━━━━━ Source material
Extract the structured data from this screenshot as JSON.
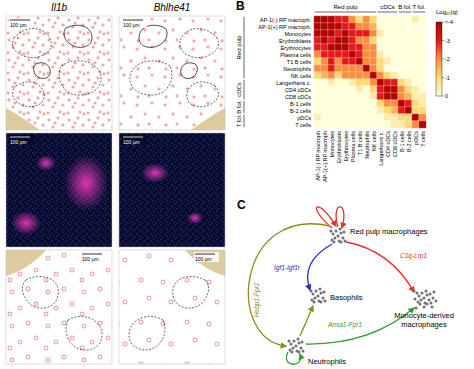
{
  "panel_A": {
    "columns": [
      {
        "gene": "Il1b",
        "scale_bars": [
          "100 μm",
          "100 μm",
          "100 μm"
        ]
      },
      {
        "gene": "Bhlhe41",
        "scale_bars": [
          "100 μm",
          "100 μm",
          "100 μm"
        ]
      }
    ]
  },
  "panel_B": {
    "letter": "B"
  },
  "chart_data": {
    "type": "heatmap",
    "categories": [
      "AP-1(-) RP macroph",
      "AP-1(+) RP macroph",
      "Monocytes",
      "Erythroblasts",
      "Erythrocytes",
      "Plasma cells",
      "T1 B cells",
      "Neutrophils",
      "NK cells",
      "Langerhans c.",
      "CD4 cDCs",
      "CD8 cDCs",
      "B-1 cells",
      "B-2 cells",
      "pDCs",
      "T cells"
    ],
    "rows": [
      "AP-1(-) RP macroph.",
      "AP-1(+) RP macroph.",
      "Monocytes",
      "Erythroblasts",
      "Erythrocytes",
      "Plasma cells",
      "T1 B cells",
      "Neutrophils",
      "NK cells",
      "Langerhans c.",
      "CD4 cDCs",
      "CD8 cDCs",
      "B-1 cells",
      "B-2 cells",
      "pDCs",
      "T cells"
    ],
    "cells": [
      [
        -4,
        -4,
        -4,
        -3,
        -3,
        -2,
        -1,
        -2,
        -1,
        0,
        0,
        0,
        0,
        0,
        -0.5,
        0
      ],
      [
        -4,
        -4,
        -4,
        -4,
        -3,
        -3,
        -2,
        -2,
        -1.5,
        0,
        0,
        0,
        0,
        0,
        0,
        0
      ],
      [
        -4,
        -4,
        -4,
        -3,
        -4,
        -3,
        -3,
        -3,
        -2,
        -0.5,
        0,
        0,
        0,
        0,
        0,
        0
      ],
      [
        -3,
        -4,
        -3,
        -4,
        -4,
        -3,
        -2,
        -2,
        -1,
        0,
        0,
        0,
        0,
        0,
        0,
        0
      ],
      [
        -3,
        -3,
        -4,
        -4,
        -4,
        -3,
        -3,
        -2,
        -2,
        0,
        0,
        0,
        0,
        0,
        0,
        0
      ],
      [
        -2,
        -3,
        -3,
        -3,
        -3,
        -4,
        -3,
        -2,
        -2,
        -0.5,
        0,
        0,
        0,
        0,
        0,
        0
      ],
      [
        -1,
        -2,
        -3,
        -2,
        -3,
        -3,
        -4,
        -2,
        -2,
        -1,
        -0.5,
        0,
        0,
        0,
        0,
        0
      ],
      [
        -2,
        -2,
        -3,
        -2,
        -2,
        -2,
        -2,
        -4,
        -2,
        -1,
        0,
        0,
        0,
        0,
        0,
        0
      ],
      [
        -1,
        -1.5,
        -2,
        -1,
        -2,
        -2,
        -2,
        -2,
        -4,
        -2,
        -1,
        -0.5,
        0,
        0,
        0,
        0
      ],
      [
        0,
        0,
        -0.5,
        0,
        0,
        -0.5,
        -1,
        -1,
        -2,
        -4,
        -3,
        -3,
        -1,
        -0.5,
        0,
        0
      ],
      [
        0,
        0,
        0,
        0,
        0,
        0,
        -0.5,
        0,
        -1,
        -3,
        -4,
        -4,
        -2,
        -1,
        -0.5,
        0
      ],
      [
        0,
        0,
        0,
        0,
        0,
        0,
        0,
        0,
        -0.5,
        -3,
        -4,
        -4,
        -2,
        -1.5,
        -0.5,
        -0.5
      ],
      [
        0,
        0,
        0,
        0,
        0,
        0,
        0,
        0,
        0,
        -1,
        -2,
        -2,
        -4,
        -3,
        -1,
        -0.5
      ],
      [
        0,
        0,
        0,
        0,
        0,
        0,
        0,
        0,
        0,
        -0.5,
        -1,
        -1.5,
        -3,
        -4,
        -1,
        -1
      ],
      [
        -0.5,
        0,
        0,
        0,
        0,
        0,
        0,
        0,
        0,
        0,
        -0.5,
        -0.5,
        -1,
        -1,
        -4,
        -2
      ],
      [
        0,
        0,
        0,
        0,
        0,
        0,
        0,
        0,
        0,
        0,
        0,
        -0.5,
        -0.5,
        -1,
        -2,
        -4
      ]
    ],
    "colorbar": {
      "title": "Log₁₀(q)",
      "range": [
        -4,
        0
      ],
      "ticks": [
        {
          "value": -4,
          "label": "<-4"
        },
        -3,
        -2,
        -1,
        0
      ]
    },
    "column_groups": [
      {
        "label": "Red pulp",
        "first": "AP-1(-) RP macroph",
        "last": "NK cells"
      },
      {
        "label": "cDCs",
        "first": "Langerhans c.",
        "last": "CD8 cDCs"
      },
      {
        "label": "B fol.",
        "first": "B-1 cells",
        "last": "B-2 cells"
      },
      {
        "label": "T fol.",
        "first": "pDCs",
        "last": "T cells"
      }
    ],
    "row_groups": [
      {
        "label": "Red pulp",
        "first": "AP-1(-) RP macroph.",
        "last": "NK cells"
      },
      {
        "label": "cDCs",
        "first": "Langerhans c.",
        "last": "CD8 cDCs"
      },
      {
        "label": "B fol.",
        "first": "B-1 cells",
        "last": "B-2 cells"
      },
      {
        "label": "T fol.",
        "first": "pDCs",
        "last": "T cells"
      }
    ]
  },
  "panel_C": {
    "letter": "C",
    "nodes": [
      "Red pulp macrophages",
      "Monocyte-derived macrophages",
      "Basophils",
      "Neutrophils"
    ],
    "edges": [
      {
        "from": "Red pulp macrophages",
        "to": "Red pulp macrophages",
        "color": "#e8302a"
      },
      {
        "from": "Red pulp macrophages",
        "to": "Red pulp macrophages",
        "color": "#e8302a"
      },
      {
        "label": "C1q-Lrp1",
        "from": "Red pulp macrophages",
        "to": "Monocyte-derived macrophages",
        "color": "#e8302a"
      },
      {
        "label": "Igf1-Igf1r",
        "from": "Red pulp macrophages",
        "to": "Basophils",
        "color": "#2a2ad0"
      },
      {
        "label": "Hebp1-Fpr2",
        "from": "Red pulp macrophages",
        "to": "Neutrophils",
        "color": "#8c8c1e"
      },
      {
        "from": "Neutrophils",
        "to": "Basophils",
        "color": "#8c8c1e"
      },
      {
        "label": "Anxa1-Fpr1",
        "from": "Neutrophils",
        "to": "Monocyte-derived macrophages",
        "color": "#2e9e2e"
      },
      {
        "from": "Neutrophils",
        "to": "Neutrophils",
        "color": "#2e9e2e"
      }
    ]
  }
}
━━━━━━━━━━
Output a verbatim copy of all entries above; no pictures go in it.

Extract the structured data from this screenshot as JSON.
{
  "panel_A": {
    "columns": [
      {
        "gene": "Il1b",
        "scale_bars": [
          "100 μm",
          "100 μm",
          "100 μm"
        ]
      },
      {
        "gene": "Bhlhe41",
        "scale_bars": [
          "100 μm",
          "100 μm",
          "100 μm"
        ]
      }
    ]
  },
  "panel_B": {
    "letter": "B"
  },
  "chart_data": {
    "type": "heatmap",
    "categories": [
      "AP-1(-) RP macroph",
      "AP-1(+) RP macroph",
      "Monocytes",
      "Erythroblasts",
      "Erythrocytes",
      "Plasma cells",
      "T1 B cells",
      "Neutrophils",
      "NK cells",
      "Langerhans c.",
      "CD4 cDCs",
      "CD8 cDCs",
      "B-1 cells",
      "B-2 cells",
      "pDCs",
      "T cells"
    ],
    "rows": [
      "AP-1(-) RP macroph.",
      "AP-1(+) RP macroph.",
      "Monocytes",
      "Erythroblasts",
      "Erythrocytes",
      "Plasma cells",
      "T1 B cells",
      "Neutrophils",
      "NK cells",
      "Langerhans c.",
      "CD4 cDCs",
      "CD8 cDCs",
      "B-1 cells",
      "B-2 cells",
      "pDCs",
      "T cells"
    ],
    "cells": [
      [
        -4,
        -4,
        -4,
        -3,
        -3,
        -2,
        -1,
        -2,
        -1,
        0,
        0,
        0,
        0,
        0,
        -0.5,
        0
      ],
      [
        -4,
        -4,
        -4,
        -4,
        -3,
        -3,
        -2,
        -2,
        -1.5,
        0,
        0,
        0,
        0,
        0,
        0,
        0
      ],
      [
        -4,
        -4,
        -4,
        -3,
        -4,
        -3,
        -3,
        -3,
        -2,
        -0.5,
        0,
        0,
        0,
        0,
        0,
        0
      ],
      [
        -3,
        -4,
        -3,
        -4,
        -4,
        -3,
        -2,
        -2,
        -1,
        0,
        0,
        0,
        0,
        0,
        0,
        0
      ],
      [
        -3,
        -3,
        -4,
        -4,
        -4,
        -3,
        -3,
        -2,
        -2,
        0,
        0,
        0,
        0,
        0,
        0,
        0
      ],
      [
        -2,
        -3,
        -3,
        -3,
        -3,
        -4,
        -3,
        -2,
        -2,
        -0.5,
        0,
        0,
        0,
        0,
        0,
        0
      ],
      [
        -1,
        -2,
        -3,
        -2,
        -3,
        -3,
        -4,
        -2,
        -2,
        -1,
        -0.5,
        0,
        0,
        0,
        0,
        0
      ],
      [
        -2,
        -2,
        -3,
        -2,
        -2,
        -2,
        -2,
        -4,
        -2,
        -1,
        0,
        0,
        0,
        0,
        0,
        0
      ],
      [
        -1,
        -1.5,
        -2,
        -1,
        -2,
        -2,
        -2,
        -2,
        -4,
        -2,
        -1,
        -0.5,
        0,
        0,
        0,
        0
      ],
      [
        0,
        0,
        -0.5,
        0,
        0,
        -0.5,
        -1,
        -1,
        -2,
        -4,
        -3,
        -3,
        -1,
        -0.5,
        0,
        0
      ],
      [
        0,
        0,
        0,
        0,
        0,
        0,
        -0.5,
        0,
        -1,
        -3,
        -4,
        -4,
        -2,
        -1,
        -0.5,
        0
      ],
      [
        0,
        0,
        0,
        0,
        0,
        0,
        0,
        0,
        -0.5,
        -3,
        -4,
        -4,
        -2,
        -1.5,
        -0.5,
        -0.5
      ],
      [
        0,
        0,
        0,
        0,
        0,
        0,
        0,
        0,
        0,
        -1,
        -2,
        -2,
        -4,
        -3,
        -1,
        -0.5
      ],
      [
        0,
        0,
        0,
        0,
        0,
        0,
        0,
        0,
        0,
        -0.5,
        -1,
        -1.5,
        -3,
        -4,
        -1,
        -1
      ],
      [
        -0.5,
        0,
        0,
        0,
        0,
        0,
        0,
        0,
        0,
        0,
        -0.5,
        -0.5,
        -1,
        -1,
        -4,
        -2
      ],
      [
        0,
        0,
        0,
        0,
        0,
        0,
        0,
        0,
        0,
        0,
        0,
        -0.5,
        -0.5,
        -1,
        -2,
        -4
      ]
    ],
    "colorbar": {
      "title": "Log₁₀(q)",
      "range": [
        -4,
        0
      ],
      "ticks": [
        {
          "value": -4,
          "label": "<-4"
        },
        -3,
        -2,
        -1,
        0
      ]
    },
    "column_groups": [
      {
        "label": "Red pulp",
        "first": "AP-1(-) RP macroph",
        "last": "NK cells"
      },
      {
        "label": "cDCs",
        "first": "Langerhans c.",
        "last": "CD8 cDCs"
      },
      {
        "label": "B fol.",
        "first": "B-1 cells",
        "last": "B-2 cells"
      },
      {
        "label": "T fol.",
        "first": "pDCs",
        "last": "T cells"
      }
    ],
    "row_groups": [
      {
        "label": "Red pulp",
        "first": "AP-1(-) RP macroph.",
        "last": "NK cells"
      },
      {
        "label": "cDCs",
        "first": "Langerhans c.",
        "last": "CD8 cDCs"
      },
      {
        "label": "B fol.",
        "first": "B-1 cells",
        "last": "B-2 cells"
      },
      {
        "label": "T fol.",
        "first": "pDCs",
        "last": "T cells"
      }
    ]
  },
  "panel_C": {
    "letter": "C",
    "nodes": [
      "Red pulp macrophages",
      "Monocyte-derived macrophages",
      "Basophils",
      "Neutrophils"
    ],
    "edges": [
      {
        "from": "Red pulp macrophages",
        "to": "Red pulp macrophages",
        "color": "#e8302a"
      },
      {
        "from": "Red pulp macrophages",
        "to": "Red pulp macrophages",
        "color": "#e8302a"
      },
      {
        "label": "C1q-Lrp1",
        "from": "Red pulp macrophages",
        "to": "Monocyte-derived macrophages",
        "color": "#e8302a"
      },
      {
        "label": "Igf1-Igf1r",
        "from": "Red pulp macrophages",
        "to": "Basophils",
        "color": "#2a2ad0"
      },
      {
        "label": "Hebp1-Fpr2",
        "from": "Red pulp macrophages",
        "to": "Neutrophils",
        "color": "#8c8c1e"
      },
      {
        "from": "Neutrophils",
        "to": "Basophils",
        "color": "#8c8c1e"
      },
      {
        "label": "Anxa1-Fpr1",
        "from": "Neutrophils",
        "to": "Monocyte-derived macrophages",
        "color": "#2e9e2e"
      },
      {
        "from": "Neutrophils",
        "to": "Neutrophils",
        "color": "#2e9e2e"
      }
    ]
  }
}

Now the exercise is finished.